**STATED PROBLEM**
Tally the lines holding the string "Grunt" and reply with that number alone.
----
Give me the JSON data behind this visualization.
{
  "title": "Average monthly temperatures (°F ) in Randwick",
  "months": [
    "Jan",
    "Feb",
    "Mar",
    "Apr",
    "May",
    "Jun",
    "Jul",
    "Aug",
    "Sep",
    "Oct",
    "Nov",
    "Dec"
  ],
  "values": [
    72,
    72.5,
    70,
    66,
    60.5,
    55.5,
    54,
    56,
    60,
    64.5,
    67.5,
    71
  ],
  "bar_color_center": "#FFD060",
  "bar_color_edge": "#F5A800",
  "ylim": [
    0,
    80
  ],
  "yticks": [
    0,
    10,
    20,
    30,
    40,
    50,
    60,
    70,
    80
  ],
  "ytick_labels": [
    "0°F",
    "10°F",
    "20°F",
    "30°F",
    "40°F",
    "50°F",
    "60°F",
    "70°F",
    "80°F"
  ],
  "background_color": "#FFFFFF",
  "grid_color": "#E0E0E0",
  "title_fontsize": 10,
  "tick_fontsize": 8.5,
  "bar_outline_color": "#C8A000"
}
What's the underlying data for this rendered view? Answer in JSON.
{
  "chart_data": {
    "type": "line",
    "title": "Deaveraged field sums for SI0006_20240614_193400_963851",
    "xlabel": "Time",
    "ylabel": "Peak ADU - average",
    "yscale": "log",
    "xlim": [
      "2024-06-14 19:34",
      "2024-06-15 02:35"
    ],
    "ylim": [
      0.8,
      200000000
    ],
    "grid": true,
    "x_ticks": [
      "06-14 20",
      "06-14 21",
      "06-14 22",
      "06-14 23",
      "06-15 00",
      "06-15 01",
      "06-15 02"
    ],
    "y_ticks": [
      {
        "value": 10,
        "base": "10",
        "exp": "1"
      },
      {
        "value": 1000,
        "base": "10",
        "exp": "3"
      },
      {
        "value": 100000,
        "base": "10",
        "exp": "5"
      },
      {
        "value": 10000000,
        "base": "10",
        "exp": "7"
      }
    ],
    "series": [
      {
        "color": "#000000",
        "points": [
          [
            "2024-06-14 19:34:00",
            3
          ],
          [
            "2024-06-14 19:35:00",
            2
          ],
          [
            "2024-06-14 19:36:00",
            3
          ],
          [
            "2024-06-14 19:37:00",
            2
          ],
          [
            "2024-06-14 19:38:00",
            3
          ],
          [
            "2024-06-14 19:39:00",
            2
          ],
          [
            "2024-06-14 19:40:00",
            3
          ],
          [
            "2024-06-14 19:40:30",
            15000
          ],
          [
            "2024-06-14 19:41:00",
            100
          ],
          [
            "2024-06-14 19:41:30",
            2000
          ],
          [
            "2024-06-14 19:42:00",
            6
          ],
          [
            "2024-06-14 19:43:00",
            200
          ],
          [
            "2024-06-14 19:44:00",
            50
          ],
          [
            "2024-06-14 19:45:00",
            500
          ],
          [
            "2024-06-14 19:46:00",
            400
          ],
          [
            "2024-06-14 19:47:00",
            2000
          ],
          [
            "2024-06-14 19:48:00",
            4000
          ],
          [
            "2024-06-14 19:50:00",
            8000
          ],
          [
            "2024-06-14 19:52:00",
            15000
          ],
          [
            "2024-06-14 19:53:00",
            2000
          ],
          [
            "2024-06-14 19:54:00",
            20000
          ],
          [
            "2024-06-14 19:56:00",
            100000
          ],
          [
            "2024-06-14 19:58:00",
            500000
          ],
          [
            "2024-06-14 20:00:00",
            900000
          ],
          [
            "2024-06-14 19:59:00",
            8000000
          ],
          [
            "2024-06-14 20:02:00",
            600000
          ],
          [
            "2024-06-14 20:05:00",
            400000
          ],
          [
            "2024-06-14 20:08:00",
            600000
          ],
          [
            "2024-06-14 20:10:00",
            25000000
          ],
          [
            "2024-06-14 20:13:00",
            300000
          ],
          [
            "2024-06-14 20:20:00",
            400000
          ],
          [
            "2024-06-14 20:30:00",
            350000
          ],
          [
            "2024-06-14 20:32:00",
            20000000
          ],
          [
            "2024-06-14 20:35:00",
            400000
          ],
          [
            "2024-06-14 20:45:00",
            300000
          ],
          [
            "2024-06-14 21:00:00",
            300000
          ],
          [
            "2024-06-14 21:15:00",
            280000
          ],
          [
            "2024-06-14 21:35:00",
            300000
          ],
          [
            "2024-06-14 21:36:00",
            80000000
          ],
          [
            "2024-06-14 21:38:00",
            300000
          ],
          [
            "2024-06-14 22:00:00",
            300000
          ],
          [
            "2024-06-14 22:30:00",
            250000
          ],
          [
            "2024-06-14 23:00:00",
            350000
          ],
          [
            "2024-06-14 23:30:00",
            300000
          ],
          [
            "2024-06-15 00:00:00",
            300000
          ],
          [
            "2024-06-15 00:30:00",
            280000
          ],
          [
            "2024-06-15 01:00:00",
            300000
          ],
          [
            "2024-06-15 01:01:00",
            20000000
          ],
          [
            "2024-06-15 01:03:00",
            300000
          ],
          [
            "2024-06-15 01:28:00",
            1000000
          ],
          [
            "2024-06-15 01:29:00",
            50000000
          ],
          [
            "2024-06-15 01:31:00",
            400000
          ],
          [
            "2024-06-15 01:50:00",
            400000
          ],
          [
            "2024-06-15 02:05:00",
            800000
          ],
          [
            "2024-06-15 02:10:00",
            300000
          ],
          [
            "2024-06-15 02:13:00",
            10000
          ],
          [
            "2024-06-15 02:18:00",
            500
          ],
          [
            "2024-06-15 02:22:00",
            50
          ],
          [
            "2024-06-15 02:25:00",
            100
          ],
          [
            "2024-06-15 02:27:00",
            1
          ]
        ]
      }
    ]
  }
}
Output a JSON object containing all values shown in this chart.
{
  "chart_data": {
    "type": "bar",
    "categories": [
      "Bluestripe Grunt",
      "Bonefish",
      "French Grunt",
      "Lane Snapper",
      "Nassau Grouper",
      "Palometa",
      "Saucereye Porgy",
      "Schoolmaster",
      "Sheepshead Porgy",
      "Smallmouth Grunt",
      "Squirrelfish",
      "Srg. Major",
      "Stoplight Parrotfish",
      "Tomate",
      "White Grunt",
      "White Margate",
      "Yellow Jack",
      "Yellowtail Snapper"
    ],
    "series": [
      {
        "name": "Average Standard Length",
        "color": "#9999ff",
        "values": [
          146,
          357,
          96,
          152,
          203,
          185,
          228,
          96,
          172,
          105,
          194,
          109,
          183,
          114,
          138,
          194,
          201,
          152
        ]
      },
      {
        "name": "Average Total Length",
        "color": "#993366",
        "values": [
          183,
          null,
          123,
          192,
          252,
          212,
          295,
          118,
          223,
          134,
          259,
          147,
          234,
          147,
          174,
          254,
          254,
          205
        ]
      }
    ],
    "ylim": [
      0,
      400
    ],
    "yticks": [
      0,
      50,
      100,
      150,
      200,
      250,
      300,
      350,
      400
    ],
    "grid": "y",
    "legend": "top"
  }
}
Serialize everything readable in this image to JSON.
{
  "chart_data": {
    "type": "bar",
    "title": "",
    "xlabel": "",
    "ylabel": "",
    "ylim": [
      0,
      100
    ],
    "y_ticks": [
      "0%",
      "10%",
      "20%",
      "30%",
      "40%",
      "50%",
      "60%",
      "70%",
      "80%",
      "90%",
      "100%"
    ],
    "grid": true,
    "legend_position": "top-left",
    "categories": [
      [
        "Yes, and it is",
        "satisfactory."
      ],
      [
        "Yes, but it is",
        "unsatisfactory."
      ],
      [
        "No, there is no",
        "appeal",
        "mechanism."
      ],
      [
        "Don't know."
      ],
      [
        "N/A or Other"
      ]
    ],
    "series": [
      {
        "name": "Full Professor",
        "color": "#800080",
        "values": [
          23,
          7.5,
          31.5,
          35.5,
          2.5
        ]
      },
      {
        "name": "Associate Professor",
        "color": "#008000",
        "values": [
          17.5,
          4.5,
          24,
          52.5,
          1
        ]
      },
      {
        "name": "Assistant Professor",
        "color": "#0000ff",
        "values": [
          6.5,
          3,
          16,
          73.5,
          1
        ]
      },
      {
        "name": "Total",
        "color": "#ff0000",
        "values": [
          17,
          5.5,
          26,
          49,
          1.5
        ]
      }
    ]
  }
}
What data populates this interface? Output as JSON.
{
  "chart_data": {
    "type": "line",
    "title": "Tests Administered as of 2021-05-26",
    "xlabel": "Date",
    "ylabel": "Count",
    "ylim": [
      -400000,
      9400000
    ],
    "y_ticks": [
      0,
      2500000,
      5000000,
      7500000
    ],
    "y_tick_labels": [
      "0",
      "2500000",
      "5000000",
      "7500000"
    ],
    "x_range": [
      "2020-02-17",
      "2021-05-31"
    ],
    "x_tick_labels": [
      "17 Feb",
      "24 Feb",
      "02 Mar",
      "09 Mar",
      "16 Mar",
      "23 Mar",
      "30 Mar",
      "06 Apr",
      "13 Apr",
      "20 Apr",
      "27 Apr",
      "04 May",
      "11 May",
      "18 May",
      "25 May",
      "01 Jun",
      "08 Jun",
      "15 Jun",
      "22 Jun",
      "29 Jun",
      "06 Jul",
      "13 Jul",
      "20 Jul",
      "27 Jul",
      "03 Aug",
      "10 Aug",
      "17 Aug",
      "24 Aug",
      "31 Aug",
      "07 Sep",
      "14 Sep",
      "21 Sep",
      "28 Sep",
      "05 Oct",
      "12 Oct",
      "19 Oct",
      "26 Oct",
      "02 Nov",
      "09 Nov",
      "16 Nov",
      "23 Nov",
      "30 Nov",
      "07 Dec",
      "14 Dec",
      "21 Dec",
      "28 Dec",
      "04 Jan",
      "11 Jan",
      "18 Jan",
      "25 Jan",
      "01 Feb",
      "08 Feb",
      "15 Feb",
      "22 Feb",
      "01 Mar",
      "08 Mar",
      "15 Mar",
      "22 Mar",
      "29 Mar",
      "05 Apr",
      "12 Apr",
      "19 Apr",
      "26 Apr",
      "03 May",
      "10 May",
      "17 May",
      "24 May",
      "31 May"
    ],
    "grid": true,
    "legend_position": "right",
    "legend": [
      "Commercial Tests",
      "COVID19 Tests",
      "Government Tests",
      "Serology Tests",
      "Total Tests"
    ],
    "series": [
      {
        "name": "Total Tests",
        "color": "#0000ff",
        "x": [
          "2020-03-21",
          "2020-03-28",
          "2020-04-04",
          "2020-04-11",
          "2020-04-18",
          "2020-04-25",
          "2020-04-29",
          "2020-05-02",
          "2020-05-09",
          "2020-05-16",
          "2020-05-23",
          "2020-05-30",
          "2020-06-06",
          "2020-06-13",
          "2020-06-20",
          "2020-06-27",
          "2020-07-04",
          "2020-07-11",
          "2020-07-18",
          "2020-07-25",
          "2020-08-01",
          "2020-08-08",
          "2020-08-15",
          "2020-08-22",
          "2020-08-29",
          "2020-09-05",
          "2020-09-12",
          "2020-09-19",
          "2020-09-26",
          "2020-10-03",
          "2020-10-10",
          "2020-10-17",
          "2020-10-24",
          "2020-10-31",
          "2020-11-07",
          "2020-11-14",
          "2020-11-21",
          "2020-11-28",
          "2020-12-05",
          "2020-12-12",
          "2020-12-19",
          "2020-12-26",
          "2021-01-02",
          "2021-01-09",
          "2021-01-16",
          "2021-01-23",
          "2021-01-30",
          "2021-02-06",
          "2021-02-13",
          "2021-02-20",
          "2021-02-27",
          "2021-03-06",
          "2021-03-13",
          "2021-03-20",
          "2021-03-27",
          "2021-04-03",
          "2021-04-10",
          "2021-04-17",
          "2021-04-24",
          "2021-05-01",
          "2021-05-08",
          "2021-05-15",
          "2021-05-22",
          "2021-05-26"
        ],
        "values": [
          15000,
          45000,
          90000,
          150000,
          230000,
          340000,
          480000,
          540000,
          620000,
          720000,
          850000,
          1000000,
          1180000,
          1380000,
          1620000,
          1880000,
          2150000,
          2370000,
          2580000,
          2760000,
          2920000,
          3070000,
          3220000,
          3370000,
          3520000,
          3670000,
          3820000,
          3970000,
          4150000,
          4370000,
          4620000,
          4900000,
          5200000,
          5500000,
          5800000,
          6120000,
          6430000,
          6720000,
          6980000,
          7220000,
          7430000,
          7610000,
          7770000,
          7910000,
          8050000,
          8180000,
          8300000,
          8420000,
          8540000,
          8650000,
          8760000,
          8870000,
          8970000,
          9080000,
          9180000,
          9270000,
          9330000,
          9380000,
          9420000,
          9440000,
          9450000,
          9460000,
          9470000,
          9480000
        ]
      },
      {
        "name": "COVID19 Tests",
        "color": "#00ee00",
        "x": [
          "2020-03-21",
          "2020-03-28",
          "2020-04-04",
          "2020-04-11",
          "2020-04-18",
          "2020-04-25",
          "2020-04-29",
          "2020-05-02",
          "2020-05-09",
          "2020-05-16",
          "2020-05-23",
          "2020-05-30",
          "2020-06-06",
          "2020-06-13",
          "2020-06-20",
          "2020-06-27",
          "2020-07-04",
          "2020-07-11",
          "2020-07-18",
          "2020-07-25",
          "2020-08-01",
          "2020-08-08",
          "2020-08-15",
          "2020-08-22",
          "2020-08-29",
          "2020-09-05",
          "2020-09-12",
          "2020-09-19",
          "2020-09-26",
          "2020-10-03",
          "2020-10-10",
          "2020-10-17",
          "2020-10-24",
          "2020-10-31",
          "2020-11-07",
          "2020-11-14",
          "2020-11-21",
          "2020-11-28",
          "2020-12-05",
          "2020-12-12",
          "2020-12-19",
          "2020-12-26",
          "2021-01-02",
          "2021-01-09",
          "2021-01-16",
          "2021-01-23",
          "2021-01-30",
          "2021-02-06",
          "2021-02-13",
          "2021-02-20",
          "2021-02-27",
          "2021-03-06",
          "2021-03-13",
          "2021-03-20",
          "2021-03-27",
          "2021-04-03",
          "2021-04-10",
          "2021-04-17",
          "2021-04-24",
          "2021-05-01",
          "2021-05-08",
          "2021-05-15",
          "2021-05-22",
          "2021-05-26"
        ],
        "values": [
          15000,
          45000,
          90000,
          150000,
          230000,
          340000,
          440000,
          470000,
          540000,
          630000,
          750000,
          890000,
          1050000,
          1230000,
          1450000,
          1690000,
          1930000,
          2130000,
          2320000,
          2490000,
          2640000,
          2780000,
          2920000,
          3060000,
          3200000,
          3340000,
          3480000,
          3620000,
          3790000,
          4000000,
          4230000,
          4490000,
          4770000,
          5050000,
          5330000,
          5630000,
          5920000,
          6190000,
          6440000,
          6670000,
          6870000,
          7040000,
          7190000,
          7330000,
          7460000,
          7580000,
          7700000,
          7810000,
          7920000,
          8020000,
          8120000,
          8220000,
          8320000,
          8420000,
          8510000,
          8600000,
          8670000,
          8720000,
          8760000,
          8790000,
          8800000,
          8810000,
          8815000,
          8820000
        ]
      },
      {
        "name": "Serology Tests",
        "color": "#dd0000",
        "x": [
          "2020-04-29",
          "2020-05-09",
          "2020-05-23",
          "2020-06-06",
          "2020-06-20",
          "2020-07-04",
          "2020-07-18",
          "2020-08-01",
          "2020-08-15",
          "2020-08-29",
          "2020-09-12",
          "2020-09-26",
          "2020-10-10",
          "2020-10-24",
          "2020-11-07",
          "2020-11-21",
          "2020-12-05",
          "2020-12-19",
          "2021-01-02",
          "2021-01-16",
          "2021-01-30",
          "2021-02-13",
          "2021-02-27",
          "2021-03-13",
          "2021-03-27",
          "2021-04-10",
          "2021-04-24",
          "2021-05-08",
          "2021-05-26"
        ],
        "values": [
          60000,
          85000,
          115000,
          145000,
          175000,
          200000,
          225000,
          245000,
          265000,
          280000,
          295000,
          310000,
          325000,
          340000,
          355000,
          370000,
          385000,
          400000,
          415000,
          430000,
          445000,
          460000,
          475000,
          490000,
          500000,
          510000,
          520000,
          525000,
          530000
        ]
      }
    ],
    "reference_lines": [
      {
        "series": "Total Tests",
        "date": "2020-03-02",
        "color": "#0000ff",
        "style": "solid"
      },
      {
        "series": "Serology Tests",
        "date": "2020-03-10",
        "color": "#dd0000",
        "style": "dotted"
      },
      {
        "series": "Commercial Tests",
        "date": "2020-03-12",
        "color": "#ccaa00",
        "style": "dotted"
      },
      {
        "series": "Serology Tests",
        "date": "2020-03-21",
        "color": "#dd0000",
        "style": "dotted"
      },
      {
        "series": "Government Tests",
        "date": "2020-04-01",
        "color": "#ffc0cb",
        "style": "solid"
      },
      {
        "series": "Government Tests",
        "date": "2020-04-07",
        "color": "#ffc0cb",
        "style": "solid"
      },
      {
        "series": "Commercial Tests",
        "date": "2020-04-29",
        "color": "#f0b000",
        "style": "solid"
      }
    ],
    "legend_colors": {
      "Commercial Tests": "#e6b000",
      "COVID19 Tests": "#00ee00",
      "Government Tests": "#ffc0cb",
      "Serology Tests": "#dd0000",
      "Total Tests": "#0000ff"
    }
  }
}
----
**RESULT OF THIS EXERCISE**
4